● DIRECTION: The records that follow need to be output exactly as they are.

(Stored entries)

########################################

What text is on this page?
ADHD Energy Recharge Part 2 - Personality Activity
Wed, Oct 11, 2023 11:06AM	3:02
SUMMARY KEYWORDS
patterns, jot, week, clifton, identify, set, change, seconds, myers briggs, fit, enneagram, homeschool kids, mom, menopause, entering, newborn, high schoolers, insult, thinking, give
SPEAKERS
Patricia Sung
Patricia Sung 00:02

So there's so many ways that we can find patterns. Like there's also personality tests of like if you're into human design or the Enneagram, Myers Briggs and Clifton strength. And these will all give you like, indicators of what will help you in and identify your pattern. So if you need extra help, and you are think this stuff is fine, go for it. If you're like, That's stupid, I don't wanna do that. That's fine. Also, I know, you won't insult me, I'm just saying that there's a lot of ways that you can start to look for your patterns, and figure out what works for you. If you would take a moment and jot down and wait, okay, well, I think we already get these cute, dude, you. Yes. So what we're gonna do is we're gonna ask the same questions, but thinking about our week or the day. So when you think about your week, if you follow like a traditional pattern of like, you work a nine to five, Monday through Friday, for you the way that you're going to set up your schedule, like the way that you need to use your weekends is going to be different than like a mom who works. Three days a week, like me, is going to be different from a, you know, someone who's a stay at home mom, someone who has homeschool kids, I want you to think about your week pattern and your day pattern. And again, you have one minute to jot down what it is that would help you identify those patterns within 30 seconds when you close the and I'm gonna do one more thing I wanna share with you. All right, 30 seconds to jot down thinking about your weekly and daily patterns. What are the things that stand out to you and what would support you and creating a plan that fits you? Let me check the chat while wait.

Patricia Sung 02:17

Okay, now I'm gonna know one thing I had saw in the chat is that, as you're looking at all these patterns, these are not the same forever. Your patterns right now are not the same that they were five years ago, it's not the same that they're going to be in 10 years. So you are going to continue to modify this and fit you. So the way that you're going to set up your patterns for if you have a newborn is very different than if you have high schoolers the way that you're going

########################################

● WRITTEN SOLUTION:
What text is on this page?
ADHD Energy Recharge Part 2 - Personality Activity
Wed, Oct 11, 2023 11:06AM	3:02
SUMMARY KEYWORDS
patterns, jot, week, clifton, identify, set, change, seconds, myers briggs, fit, enneagram, homeschool kids, mom, menopause, entering, newborn, high schoolers, insult, thinking, give
SPEAKERS
Patricia Sung
Patricia Sung 00:02

So there's so many ways that we can find patterns. Like there's also personality tests of like if you're into human design or the Enneagram, Myers Briggs and Clifton strength. And these will all give you like, indicators of what will help you in and identify your pattern. So if you need extra help, and you are think this stuff is fine, go for it. If you're like, That's stupid, I don't wanna do that. That's fine. Also, I know, you won't insult me, I'm just saying that there's a lot of ways that you can start to look for your patterns, and figure out what works for you. If you would take a moment and jot down and wait, okay, well, I think we already get these cute, dude, you. Yes. So what we're gonna do is we're gonna ask the same questions, but thinking about our week or the day. So when you think about your week, if you follow like a traditional pattern of like, you work a nine to five, Monday through Friday, for you the way that you're going to set up your schedule, like the way that you need to use your weekends is going to be different than like a mom who works. Three days a week, like me, is going to be different from a, you know, someone who's a stay at home mom, someone who has homeschool kids, I want you to think about your week pattern and your day pattern. And again, you have one minute to jot down what it is that would help you identify those patterns within 30 seconds when you close the and I'm gonna do one more thing I wanna share with you. All right, 30 seconds to jot down thinking about your weekly and daily patterns. What are the things that stand out to you and what would support you and creating a plan that fits you? Let me check the chat while wait.

Patricia Sung 02:17

Okay, now I'm gonna know one thing I had saw in the chat is that, as you're looking at all these patterns, these are not the same forever. Your patterns right now are not the same that they were five years ago, it's not the same that they're going to be in 10 years. So you are going to continue to modify this and fit you. So the way that you're going to set up your patterns for if you have a newborn is very different than if you have high schoolers the way that you're going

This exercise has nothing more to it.